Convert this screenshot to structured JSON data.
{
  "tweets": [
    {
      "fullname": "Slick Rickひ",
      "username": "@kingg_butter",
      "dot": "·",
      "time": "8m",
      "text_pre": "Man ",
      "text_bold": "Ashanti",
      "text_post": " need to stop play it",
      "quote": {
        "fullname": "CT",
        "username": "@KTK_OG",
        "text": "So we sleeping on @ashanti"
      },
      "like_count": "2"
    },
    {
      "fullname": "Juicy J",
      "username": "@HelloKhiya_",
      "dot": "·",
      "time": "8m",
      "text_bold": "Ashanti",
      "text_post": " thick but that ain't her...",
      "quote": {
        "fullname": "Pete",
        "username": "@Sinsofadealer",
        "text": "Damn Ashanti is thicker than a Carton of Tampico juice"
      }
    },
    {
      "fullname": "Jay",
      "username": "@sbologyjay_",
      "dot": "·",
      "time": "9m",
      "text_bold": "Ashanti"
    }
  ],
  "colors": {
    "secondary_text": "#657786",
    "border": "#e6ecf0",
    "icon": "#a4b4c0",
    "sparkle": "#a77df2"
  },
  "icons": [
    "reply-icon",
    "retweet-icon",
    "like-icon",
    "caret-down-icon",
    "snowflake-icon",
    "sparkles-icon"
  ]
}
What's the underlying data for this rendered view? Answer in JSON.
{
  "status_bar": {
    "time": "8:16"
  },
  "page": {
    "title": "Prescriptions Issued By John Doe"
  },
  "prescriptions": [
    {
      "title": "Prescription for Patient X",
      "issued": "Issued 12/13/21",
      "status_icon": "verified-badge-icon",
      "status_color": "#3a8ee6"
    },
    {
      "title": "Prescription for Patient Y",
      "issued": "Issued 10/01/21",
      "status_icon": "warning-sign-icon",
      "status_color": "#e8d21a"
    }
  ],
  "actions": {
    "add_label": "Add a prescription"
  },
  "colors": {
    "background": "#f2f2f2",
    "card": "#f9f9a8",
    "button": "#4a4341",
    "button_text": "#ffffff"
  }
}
= = = = =
* **Task objective**: Every entry should be printed again exactly as written.

* **Result of this exercise**:
Convert this screenshot to structured JSON data.
{
  "tweets": [
    {
      "fullname": "Slick Rickひ",
      "username": "@kingg_butter",
      "dot": "·",
      "time": "8m",
      "text_pre": "Man ",
      "text_bold": "Ashanti",
      "text_post": " need to stop play it",
      "quote": {
        "fullname": "CT",
        "username": "@KTK_OG",
        "text": "So we sleeping on @ashanti"
      },
      "like_count": "2"
    },
    {
      "fullname": "Juicy J",
      "username": "@HelloKhiya_",
      "dot": "·",
      "time": "8m",
      "text_bold": "Ashanti",
      "text_post": " thick but that ain't her...",
      "quote": {
        "fullname": "Pete",
        "username": "@Sinsofadealer",
        "text": "Damn Ashanti is thicker than a Carton of Tampico juice"
      }
    },
    {
      "fullname": "Jay",
      "username": "@sbologyjay_",
      "dot": "·",
      "time": "9m",
      "text_bold": "Ashanti"
    }
  ],
  "colors": {
    "secondary_text": "#657786",
    "border": "#e6ecf0",
    "icon": "#a4b4c0",
    "sparkle": "#a77df2"
  },
  "icons": [
    "reply-icon",
    "retweet-icon",
    "like-icon",
    "caret-down-icon",
    "snowflake-icon",
    "sparkles-icon"
  ]
}
What's the underlying data for this rendered view? Answer in JSON.
{
  "status_bar": {
    "time": "8:16"
  },
  "page": {
    "title": "Prescriptions Issued By John Doe"
  },
  "prescriptions": [
    {
      "title": "Prescription for Patient X",
      "issued": "Issued 12/13/21",
      "status_icon": "verified-badge-icon",
      "status_color": "#3a8ee6"
    },
    {
      "title": "Prescription for Patient Y",
      "issued": "Issued 10/01/21",
      "status_icon": "warning-sign-icon",
      "status_color": "#e8d21a"
    }
  ],
  "actions": {
    "add_label": "Add a prescription"
  },
  "colors": {
    "background": "#f2f2f2",
    "card": "#f9f9a8",
    "button": "#4a4341",
    "button_text": "#ffffff"
  }
}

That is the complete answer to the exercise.